● Objective:
Each line containing the word "settings" should be found and copied.

Collected data
★ ★ ★ ★

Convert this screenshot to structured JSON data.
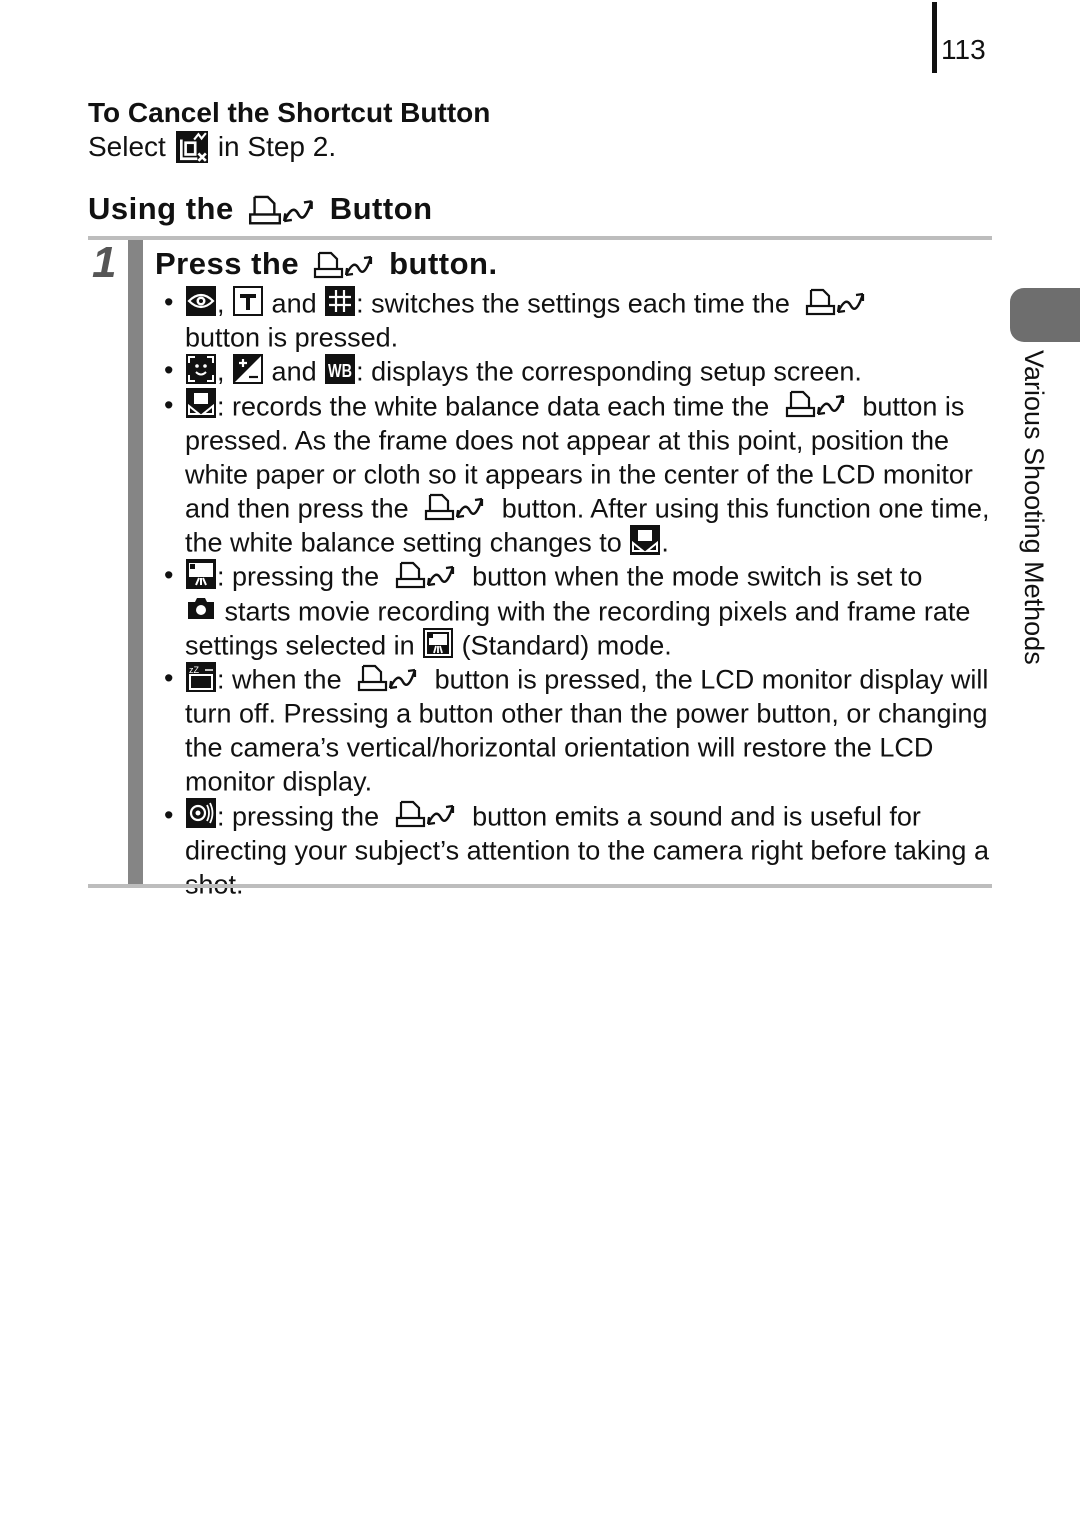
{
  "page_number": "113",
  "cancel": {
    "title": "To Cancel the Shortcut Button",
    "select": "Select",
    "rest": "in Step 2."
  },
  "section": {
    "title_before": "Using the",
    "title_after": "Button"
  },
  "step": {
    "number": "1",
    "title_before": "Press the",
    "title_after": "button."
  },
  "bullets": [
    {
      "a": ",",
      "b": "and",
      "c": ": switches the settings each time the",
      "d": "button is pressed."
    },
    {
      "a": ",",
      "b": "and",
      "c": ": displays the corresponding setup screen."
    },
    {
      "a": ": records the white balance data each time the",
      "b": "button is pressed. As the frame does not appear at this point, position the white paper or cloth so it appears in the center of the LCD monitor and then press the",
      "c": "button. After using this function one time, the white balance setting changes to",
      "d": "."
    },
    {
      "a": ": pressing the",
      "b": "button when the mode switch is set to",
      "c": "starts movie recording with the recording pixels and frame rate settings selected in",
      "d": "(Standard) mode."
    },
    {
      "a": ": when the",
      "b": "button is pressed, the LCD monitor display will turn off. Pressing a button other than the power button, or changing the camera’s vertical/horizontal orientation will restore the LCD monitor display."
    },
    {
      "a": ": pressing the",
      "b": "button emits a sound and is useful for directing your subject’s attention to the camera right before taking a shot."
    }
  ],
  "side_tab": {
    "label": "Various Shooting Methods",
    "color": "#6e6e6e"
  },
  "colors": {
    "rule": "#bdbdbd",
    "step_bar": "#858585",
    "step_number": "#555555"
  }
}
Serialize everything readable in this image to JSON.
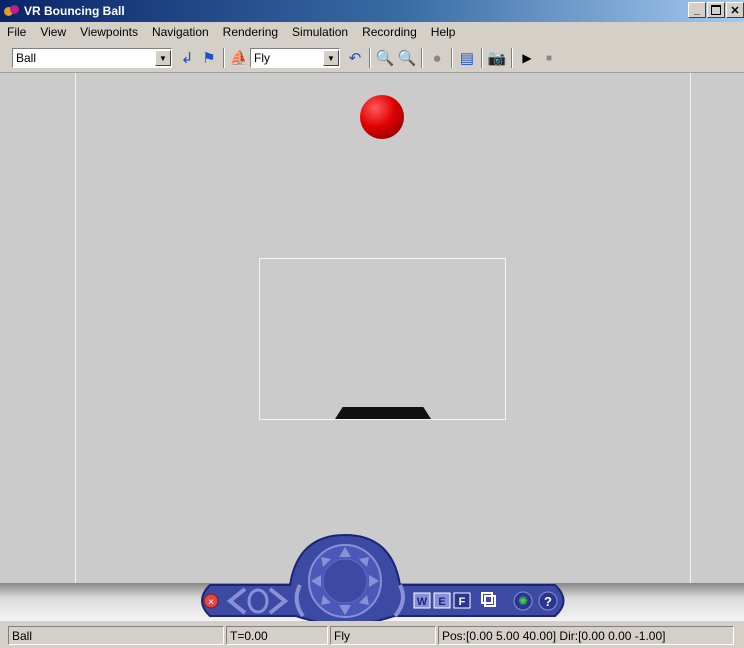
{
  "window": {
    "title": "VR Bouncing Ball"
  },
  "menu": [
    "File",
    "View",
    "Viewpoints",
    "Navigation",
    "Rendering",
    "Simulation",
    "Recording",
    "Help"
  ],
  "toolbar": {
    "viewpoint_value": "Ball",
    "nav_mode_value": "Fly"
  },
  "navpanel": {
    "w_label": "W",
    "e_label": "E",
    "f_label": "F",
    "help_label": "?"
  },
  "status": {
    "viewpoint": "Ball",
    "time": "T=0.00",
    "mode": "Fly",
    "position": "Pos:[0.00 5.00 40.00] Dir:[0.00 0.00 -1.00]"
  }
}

★ ★ ★ ★

● Full output:
      "c": ": switches the settings each time the",
      "c": "starts movie recording with the recording pixels and frame rate settings selected in",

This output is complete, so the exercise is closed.